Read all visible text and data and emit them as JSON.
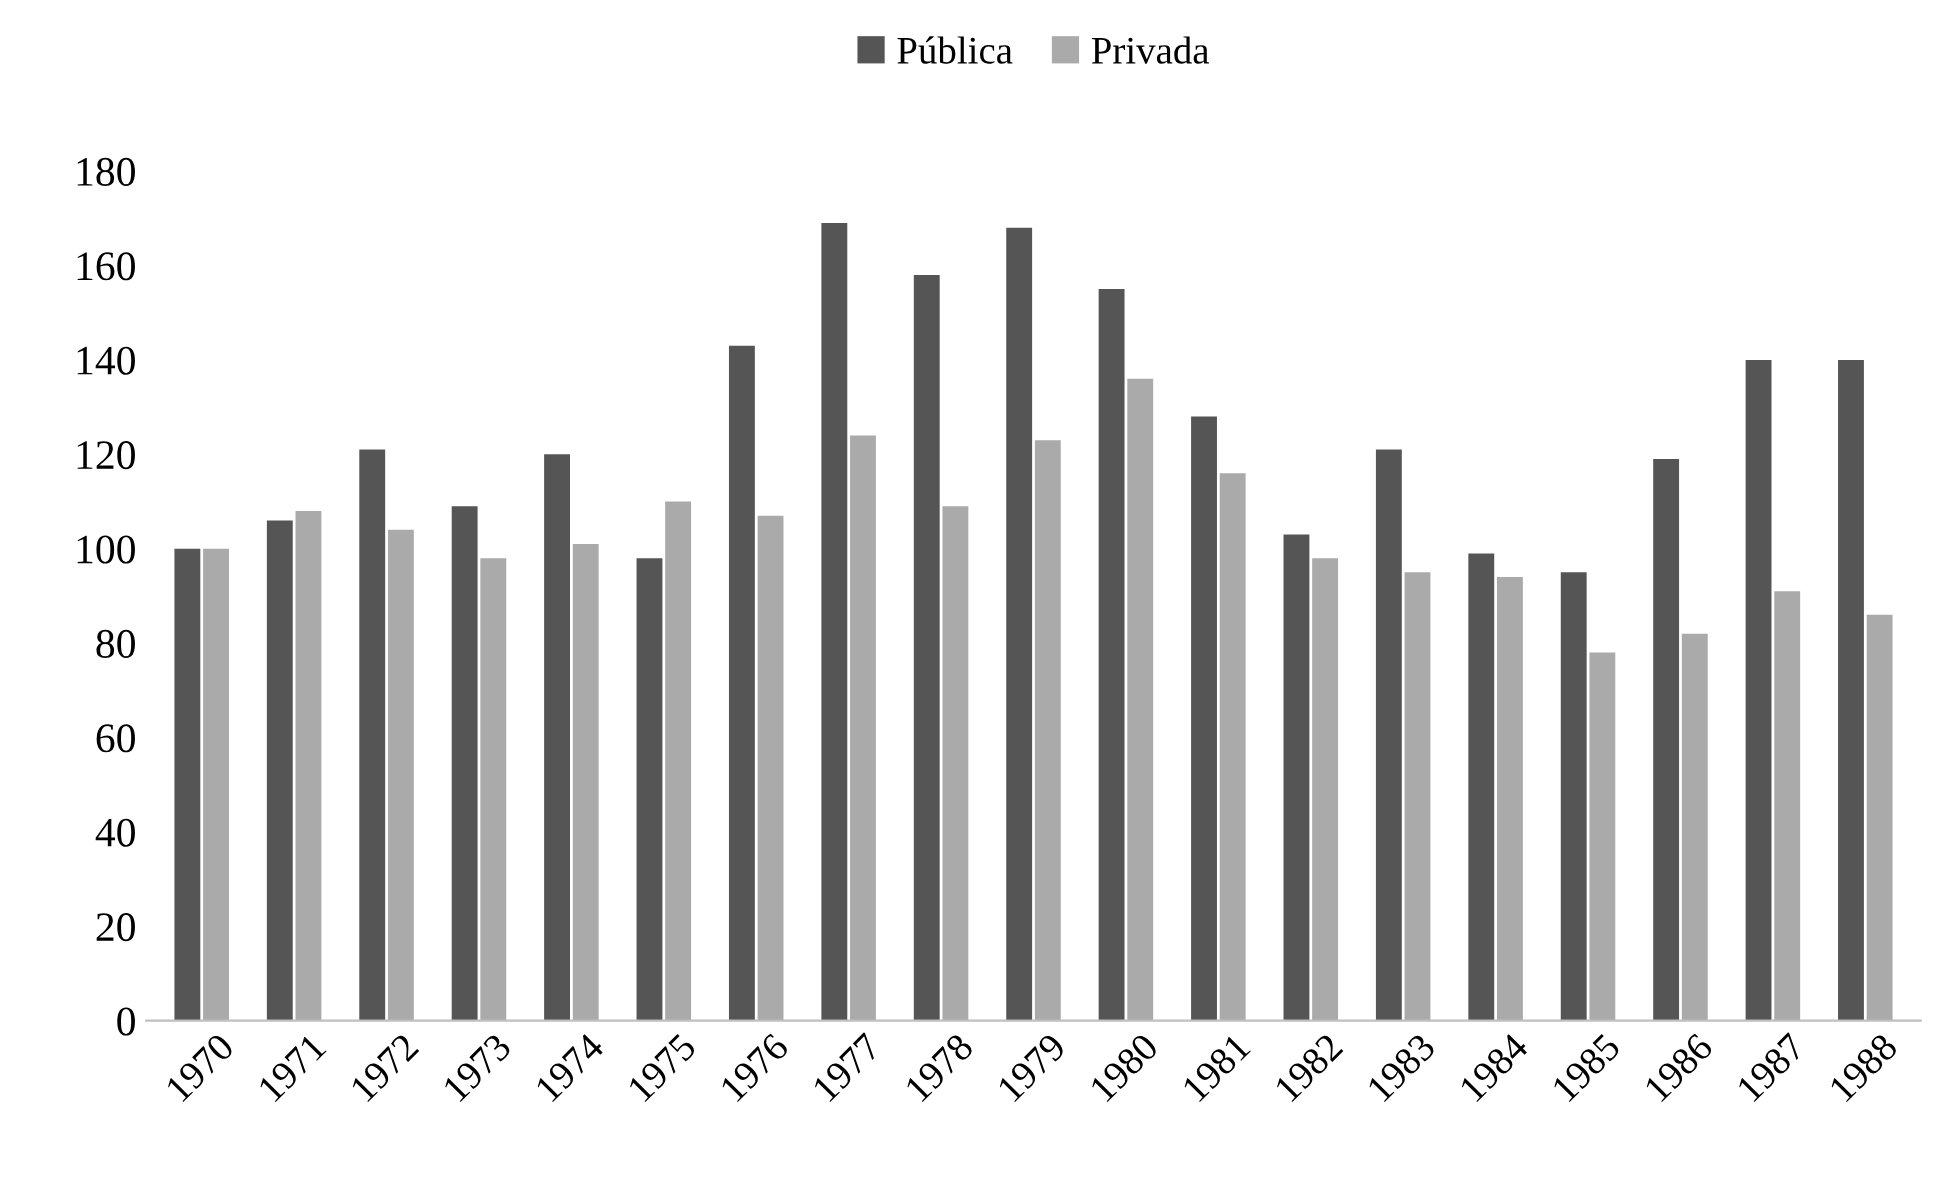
{
  "chart_data": {
    "type": "bar",
    "categories": [
      "1970",
      "1971",
      "1972",
      "1973",
      "1974",
      "1975",
      "1976",
      "1977",
      "1978",
      "1979",
      "1980",
      "1981",
      "1982",
      "1983",
      "1984",
      "1985",
      "1986",
      "1987",
      "1988"
    ],
    "series": [
      {
        "name": "Pública",
        "color": "#555555",
        "values": [
          100,
          106,
          121,
          109,
          120,
          98,
          143,
          169,
          158,
          168,
          155,
          128,
          103,
          121,
          99,
          95,
          119,
          140,
          140
        ]
      },
      {
        "name": "Privada",
        "color": "#aaaaaa",
        "values": [
          100,
          108,
          104,
          98,
          101,
          110,
          107,
          124,
          109,
          123,
          136,
          116,
          98,
          95,
          94,
          78,
          82,
          91,
          86
        ]
      }
    ],
    "ylim": [
      0,
      180
    ],
    "yticks": [
      0,
      20,
      40,
      60,
      80,
      100,
      120,
      140,
      160,
      180
    ],
    "grid": false,
    "legend": "top"
  }
}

### [What is required]
Write out the data precisely as given, excluding the pictures.

### [Exercise solution]
Read all visible text and data and emit them as JSON.
{
  "chart_data": {
    "type": "bar",
    "categories": [
      "1970",
      "1971",
      "1972",
      "1973",
      "1974",
      "1975",
      "1976",
      "1977",
      "1978",
      "1979",
      "1980",
      "1981",
      "1982",
      "1983",
      "1984",
      "1985",
      "1986",
      "1987",
      "1988"
    ],
    "series": [
      {
        "name": "Pública",
        "color": "#555555",
        "values": [
          100,
          106,
          121,
          109,
          120,
          98,
          143,
          169,
          158,
          168,
          155,
          128,
          103,
          121,
          99,
          95,
          119,
          140,
          140
        ]
      },
      {
        "name": "Privada",
        "color": "#aaaaaa",
        "values": [
          100,
          108,
          104,
          98,
          101,
          110,
          107,
          124,
          109,
          123,
          136,
          116,
          98,
          95,
          94,
          78,
          82,
          91,
          86
        ]
      }
    ],
    "ylim": [
      0,
      180
    ],
    "yticks": [
      0,
      20,
      40,
      60,
      80,
      100,
      120,
      140,
      160,
      180
    ],
    "grid": false,
    "legend": "top"
  }
}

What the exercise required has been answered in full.